[WHAT TO DO] Copy the records from their first line up to and including the line containing "ocr-text: OCR bbox=[792, 260, 817, 272]", swapping "Recently launched" for "Recently used" and leaving everything else unchanged.
==============================
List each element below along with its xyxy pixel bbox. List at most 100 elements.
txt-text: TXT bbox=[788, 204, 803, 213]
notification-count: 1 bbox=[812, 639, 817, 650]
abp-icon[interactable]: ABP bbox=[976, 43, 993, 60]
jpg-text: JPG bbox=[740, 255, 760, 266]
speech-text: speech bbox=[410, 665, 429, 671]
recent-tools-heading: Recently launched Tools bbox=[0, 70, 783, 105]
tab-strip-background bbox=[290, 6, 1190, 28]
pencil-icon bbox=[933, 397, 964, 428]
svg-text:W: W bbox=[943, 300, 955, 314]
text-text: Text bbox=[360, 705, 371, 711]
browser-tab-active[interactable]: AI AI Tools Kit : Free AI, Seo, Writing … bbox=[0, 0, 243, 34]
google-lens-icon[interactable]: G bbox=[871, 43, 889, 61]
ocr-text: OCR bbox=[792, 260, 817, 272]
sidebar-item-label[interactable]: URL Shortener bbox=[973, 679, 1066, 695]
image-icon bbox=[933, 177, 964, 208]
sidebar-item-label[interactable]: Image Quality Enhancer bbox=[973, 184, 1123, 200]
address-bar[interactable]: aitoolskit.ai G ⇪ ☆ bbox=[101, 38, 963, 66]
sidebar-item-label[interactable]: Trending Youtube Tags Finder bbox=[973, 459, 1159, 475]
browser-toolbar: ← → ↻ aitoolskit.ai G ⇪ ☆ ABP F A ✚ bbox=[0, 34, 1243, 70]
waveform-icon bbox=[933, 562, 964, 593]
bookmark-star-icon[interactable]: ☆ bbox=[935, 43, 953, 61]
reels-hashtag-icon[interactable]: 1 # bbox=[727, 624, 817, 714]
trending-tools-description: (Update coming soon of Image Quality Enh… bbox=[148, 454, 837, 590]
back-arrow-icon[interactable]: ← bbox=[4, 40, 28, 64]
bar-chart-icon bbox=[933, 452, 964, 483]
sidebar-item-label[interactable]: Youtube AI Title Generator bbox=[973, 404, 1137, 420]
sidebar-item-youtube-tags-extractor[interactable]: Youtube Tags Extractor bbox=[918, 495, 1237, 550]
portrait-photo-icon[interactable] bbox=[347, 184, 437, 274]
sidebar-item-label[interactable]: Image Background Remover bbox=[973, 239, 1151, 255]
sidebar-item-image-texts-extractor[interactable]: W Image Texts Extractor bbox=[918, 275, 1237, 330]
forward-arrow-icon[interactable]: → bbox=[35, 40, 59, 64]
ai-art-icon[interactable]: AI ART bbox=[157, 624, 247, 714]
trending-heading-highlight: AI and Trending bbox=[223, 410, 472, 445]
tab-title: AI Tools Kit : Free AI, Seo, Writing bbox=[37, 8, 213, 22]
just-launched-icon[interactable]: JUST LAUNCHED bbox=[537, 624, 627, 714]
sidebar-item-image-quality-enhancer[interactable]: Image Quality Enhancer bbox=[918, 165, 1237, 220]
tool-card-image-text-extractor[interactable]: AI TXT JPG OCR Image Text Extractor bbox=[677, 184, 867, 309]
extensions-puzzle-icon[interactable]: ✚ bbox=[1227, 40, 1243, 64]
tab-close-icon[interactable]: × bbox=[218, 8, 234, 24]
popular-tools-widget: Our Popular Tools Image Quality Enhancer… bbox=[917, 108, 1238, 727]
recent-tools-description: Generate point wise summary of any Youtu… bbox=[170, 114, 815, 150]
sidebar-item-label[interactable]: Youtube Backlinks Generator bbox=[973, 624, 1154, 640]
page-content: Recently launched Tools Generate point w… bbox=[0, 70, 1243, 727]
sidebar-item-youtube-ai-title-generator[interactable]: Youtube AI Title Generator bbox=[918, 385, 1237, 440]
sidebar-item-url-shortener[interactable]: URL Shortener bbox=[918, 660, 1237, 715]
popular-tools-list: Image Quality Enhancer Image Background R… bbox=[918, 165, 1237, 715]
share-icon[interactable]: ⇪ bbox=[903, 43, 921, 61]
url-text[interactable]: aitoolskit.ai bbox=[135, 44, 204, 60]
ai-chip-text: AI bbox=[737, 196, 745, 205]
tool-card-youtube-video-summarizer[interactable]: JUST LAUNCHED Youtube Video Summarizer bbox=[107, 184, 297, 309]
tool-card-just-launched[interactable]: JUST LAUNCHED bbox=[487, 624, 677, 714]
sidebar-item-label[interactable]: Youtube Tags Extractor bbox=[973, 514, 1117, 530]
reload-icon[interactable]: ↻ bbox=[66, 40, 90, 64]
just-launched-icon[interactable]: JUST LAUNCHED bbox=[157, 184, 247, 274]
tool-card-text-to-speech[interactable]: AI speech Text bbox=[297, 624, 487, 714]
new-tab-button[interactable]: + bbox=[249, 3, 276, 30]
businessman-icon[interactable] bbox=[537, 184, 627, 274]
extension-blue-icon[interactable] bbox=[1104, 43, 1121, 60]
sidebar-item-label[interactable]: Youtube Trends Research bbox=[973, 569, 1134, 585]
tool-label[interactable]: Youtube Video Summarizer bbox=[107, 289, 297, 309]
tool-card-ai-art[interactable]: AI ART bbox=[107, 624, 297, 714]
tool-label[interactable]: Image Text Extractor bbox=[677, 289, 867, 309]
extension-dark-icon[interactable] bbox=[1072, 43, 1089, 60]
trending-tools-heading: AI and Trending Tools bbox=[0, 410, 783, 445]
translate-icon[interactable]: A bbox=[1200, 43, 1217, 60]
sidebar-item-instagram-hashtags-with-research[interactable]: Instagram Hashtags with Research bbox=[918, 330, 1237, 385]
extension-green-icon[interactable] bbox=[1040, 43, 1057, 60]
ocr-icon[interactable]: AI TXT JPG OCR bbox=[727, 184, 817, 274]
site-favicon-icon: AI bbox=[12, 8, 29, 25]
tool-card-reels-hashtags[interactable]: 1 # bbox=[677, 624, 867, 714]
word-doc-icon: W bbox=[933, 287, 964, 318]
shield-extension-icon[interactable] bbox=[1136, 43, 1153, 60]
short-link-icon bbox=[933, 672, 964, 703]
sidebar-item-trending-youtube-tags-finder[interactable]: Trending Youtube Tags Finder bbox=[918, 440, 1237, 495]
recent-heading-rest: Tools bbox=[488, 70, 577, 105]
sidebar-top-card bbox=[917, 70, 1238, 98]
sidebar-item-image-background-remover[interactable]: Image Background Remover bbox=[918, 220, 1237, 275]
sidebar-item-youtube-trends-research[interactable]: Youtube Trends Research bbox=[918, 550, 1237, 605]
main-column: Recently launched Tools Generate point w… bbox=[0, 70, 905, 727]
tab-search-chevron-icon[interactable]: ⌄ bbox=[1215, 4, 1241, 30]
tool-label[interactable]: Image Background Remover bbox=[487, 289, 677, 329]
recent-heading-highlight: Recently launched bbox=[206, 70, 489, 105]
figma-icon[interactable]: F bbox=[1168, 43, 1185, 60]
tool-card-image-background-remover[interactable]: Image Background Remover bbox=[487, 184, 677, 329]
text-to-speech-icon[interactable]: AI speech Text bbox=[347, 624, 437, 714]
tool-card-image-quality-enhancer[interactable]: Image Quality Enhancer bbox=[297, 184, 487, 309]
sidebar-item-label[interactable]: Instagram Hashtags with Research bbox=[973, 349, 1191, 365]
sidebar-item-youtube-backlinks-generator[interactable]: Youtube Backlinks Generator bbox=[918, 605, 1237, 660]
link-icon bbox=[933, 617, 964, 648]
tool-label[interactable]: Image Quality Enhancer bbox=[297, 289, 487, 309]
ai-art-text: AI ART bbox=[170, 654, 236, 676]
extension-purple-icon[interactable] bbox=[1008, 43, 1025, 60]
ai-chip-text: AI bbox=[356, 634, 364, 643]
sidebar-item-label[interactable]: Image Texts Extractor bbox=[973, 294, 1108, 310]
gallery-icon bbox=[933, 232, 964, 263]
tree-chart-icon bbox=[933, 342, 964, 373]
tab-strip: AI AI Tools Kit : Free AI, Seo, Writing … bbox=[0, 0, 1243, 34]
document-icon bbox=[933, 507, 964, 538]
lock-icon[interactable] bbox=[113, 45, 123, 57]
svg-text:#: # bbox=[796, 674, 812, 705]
==============================
[EXERCISE SOLUTION]
List each element below along with its xyxy pixel bbox. List at most 100 elements.
txt-text: TXT bbox=[788, 204, 803, 213]
notification-count: 1 bbox=[812, 639, 817, 650]
abp-icon[interactable]: ABP bbox=[976, 43, 993, 60]
jpg-text: JPG bbox=[740, 255, 760, 266]
speech-text: speech bbox=[410, 665, 429, 671]
recent-tools-heading: Recently used Tools bbox=[0, 70, 783, 105]
tab-strip-background bbox=[290, 6, 1190, 28]
pencil-icon bbox=[933, 397, 964, 428]
svg-text:W: W bbox=[943, 300, 955, 314]
text-text: Text bbox=[360, 705, 371, 711]
browser-tab-active[interactable]: AI AI Tools Kit : Free AI, Seo, Writing … bbox=[0, 0, 243, 34]
google-lens-icon[interactable]: G bbox=[871, 43, 889, 61]
ocr-text: OCR bbox=[792, 260, 817, 272]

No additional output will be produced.